-- The problem --
Each line that follows should be printed again exactly as it stands.

---------- Supplied records ----------

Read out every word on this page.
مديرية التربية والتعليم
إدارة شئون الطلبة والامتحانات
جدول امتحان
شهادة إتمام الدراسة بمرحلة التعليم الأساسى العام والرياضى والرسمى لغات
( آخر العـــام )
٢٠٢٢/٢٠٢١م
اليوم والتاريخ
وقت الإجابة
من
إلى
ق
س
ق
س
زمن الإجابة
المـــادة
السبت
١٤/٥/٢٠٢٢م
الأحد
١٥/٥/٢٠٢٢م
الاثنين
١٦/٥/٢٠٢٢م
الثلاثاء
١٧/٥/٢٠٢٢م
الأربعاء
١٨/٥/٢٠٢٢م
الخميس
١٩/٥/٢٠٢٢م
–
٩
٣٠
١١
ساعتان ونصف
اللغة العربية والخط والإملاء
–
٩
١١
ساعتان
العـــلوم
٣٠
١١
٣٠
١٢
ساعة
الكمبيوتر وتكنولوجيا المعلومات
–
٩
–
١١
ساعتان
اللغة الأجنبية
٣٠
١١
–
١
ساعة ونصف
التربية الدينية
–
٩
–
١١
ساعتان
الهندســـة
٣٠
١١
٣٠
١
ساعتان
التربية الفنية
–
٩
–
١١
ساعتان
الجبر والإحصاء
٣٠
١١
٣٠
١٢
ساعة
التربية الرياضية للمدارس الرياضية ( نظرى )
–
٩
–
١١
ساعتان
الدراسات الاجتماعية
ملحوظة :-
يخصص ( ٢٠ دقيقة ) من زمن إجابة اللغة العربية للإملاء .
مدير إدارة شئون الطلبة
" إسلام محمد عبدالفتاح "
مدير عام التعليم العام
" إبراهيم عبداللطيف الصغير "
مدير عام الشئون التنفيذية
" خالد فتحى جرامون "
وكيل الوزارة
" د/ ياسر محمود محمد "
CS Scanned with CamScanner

----------

-- The solution --
Read out every word on this page.
مديرية التربية والتعليم
إدارة شئون الطلبة والامتحانات
جدول امتحان
شهادة إتمام الدراسة بمرحلة التعليم الأساسى العام والرياضى والرسمى لغات
( آخر العـــام )
٢٠٢٢/٢٠٢١م
اليوم والتاريخ
وقت الإجابة
من
إلى
ق
س
ق
س
زمن الإجابة
المـــادة
السبت
١٤/٥/٢٠٢٢م
الأحد
١٥/٥/٢٠٢٢م
الاثنين
١٦/٥/٢٠٢٢م
الثلاثاء
١٧/٥/٢٠٢٢م
الأربعاء
١٨/٥/٢٠٢٢م
الخميس
١٩/٥/٢٠٢٢م
–
٩
٣٠
١١
ساعتان ونصف
اللغة العربية والخط والإملاء
–
٩
١١
ساعتان
العـــلوم
٣٠
١١
٣٠
١٢
ساعة
الكمبيوتر وتكنولوجيا المعلومات
–
٩
–
١١
ساعتان
اللغة الأجنبية
٣٠
١١
–
١
ساعة ونصف
التربية الدينية
–
٩
–
١١
ساعتان
الهندســـة
٣٠
١١
٣٠
١
ساعتان
التربية الفنية
–
٩
–
١١
ساعتان
الجبر والإحصاء
٣٠
١١
٣٠
١٢
ساعة
التربية الرياضية للمدارس الرياضية ( نظرى )
–
٩
–
١١
ساعتان
الدراسات الاجتماعية
ملحوظة :-
يخصص ( ٢٠ دقيقة ) من زمن إجابة اللغة العربية للإملاء .
مدير إدارة شئون الطلبة
" إسلام محمد عبدالفتاح "
مدير عام التعليم العام
" إبراهيم عبداللطيف الصغير "
مدير عام الشئون التنفيذية
" خالد فتحى جرامون "
وكيل الوزارة
" د/ ياسر محمود محمد "
CS Scanned with CamScanner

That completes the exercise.